Scan the data below. Pull out each line where "олимпиады" occurs.

>> Begin

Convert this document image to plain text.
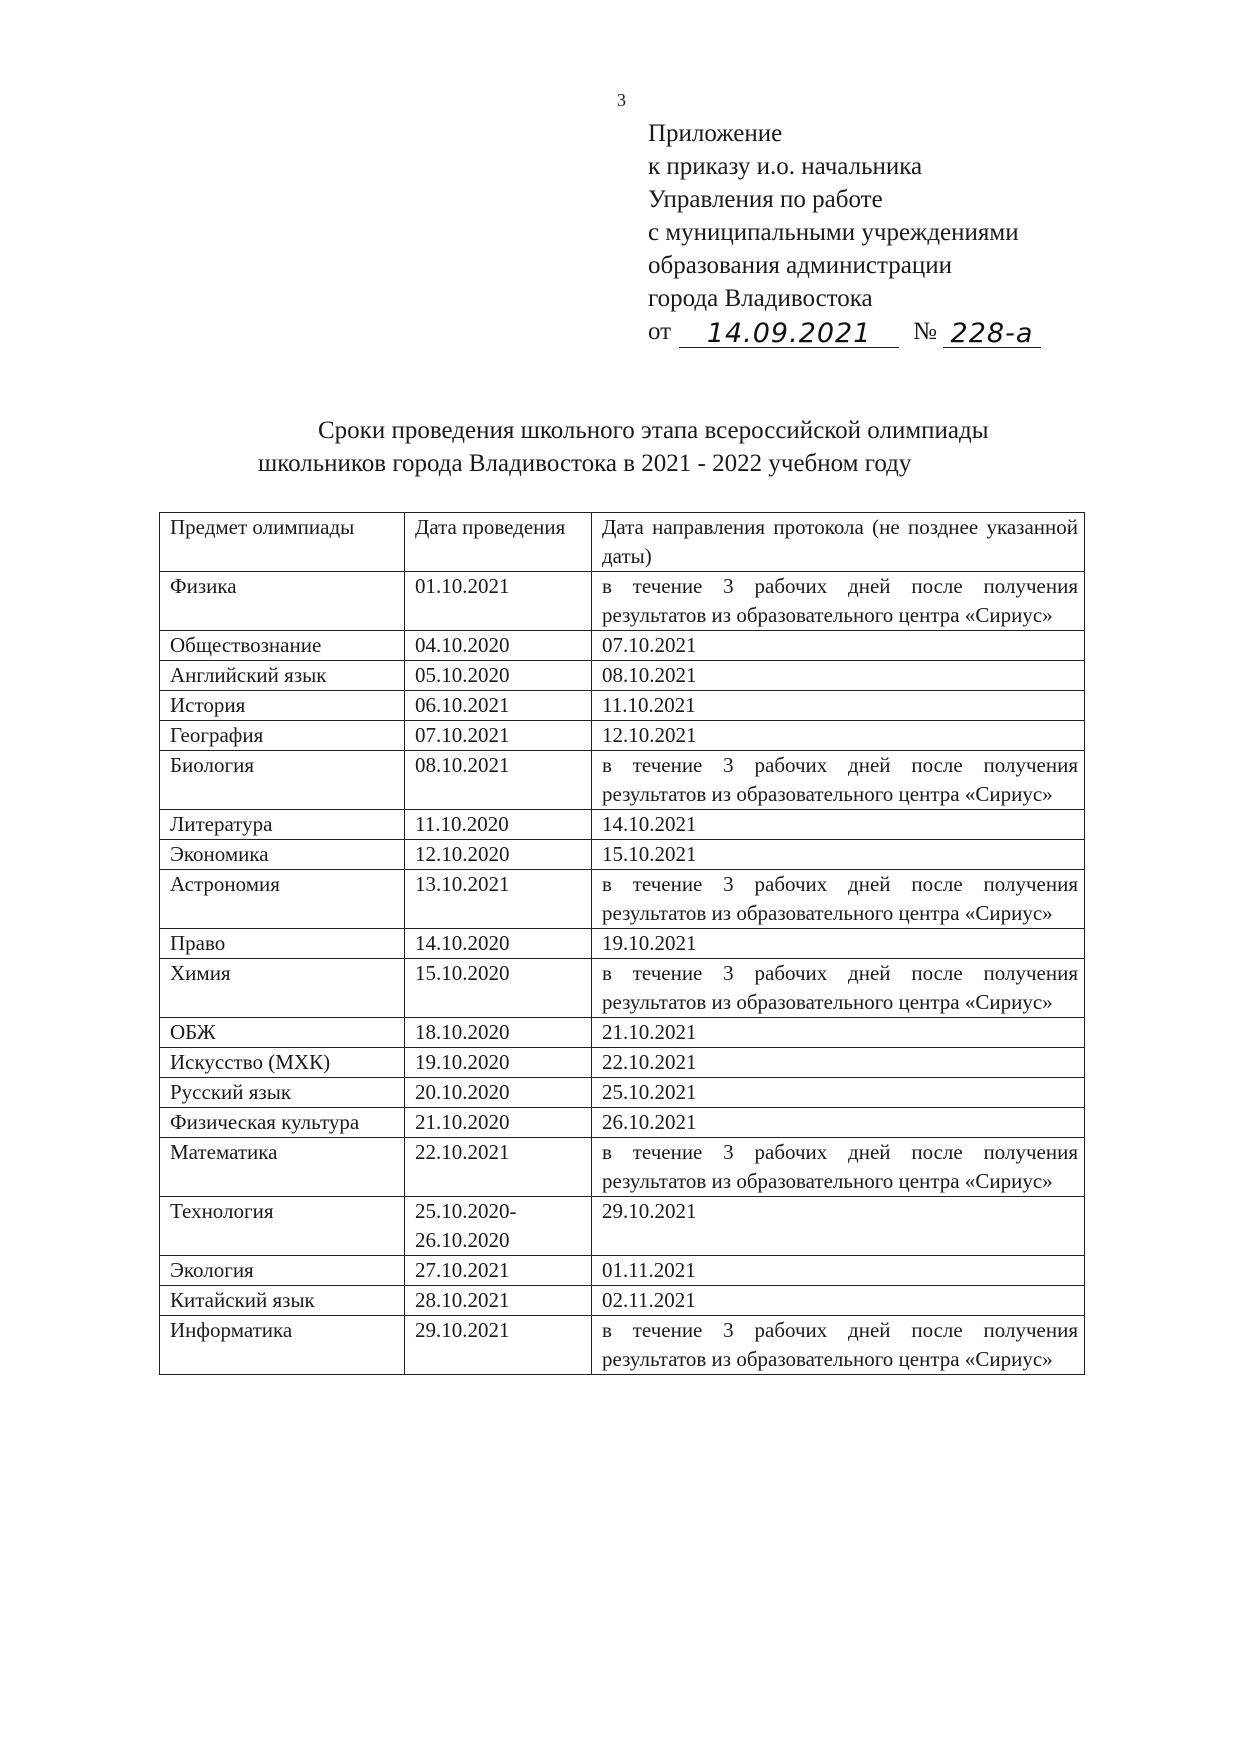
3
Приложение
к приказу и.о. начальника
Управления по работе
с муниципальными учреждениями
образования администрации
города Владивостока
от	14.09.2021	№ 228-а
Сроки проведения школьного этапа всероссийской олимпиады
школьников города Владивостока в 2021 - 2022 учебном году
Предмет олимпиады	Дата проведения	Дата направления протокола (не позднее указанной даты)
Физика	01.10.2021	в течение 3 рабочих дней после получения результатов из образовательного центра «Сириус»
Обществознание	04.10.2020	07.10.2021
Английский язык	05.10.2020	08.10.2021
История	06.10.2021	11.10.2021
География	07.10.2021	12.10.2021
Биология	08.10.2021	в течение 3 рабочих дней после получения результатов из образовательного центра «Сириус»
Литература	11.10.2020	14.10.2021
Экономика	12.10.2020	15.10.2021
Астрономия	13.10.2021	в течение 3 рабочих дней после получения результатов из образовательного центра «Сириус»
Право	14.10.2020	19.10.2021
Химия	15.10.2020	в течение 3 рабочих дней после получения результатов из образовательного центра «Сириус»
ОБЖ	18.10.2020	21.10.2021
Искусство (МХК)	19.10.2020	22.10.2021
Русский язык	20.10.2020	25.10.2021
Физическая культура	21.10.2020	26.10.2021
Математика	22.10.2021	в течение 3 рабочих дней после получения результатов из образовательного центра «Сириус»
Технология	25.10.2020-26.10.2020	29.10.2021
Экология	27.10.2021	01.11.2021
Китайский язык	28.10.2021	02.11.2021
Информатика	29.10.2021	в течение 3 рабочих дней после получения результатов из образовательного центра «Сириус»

>> End

_Output below_
Сроки проведения школьного этапа всероссийской олимпиады
Предмет олимпиады	Дата проведения	Дата направления протокола (не позднее указанной даты)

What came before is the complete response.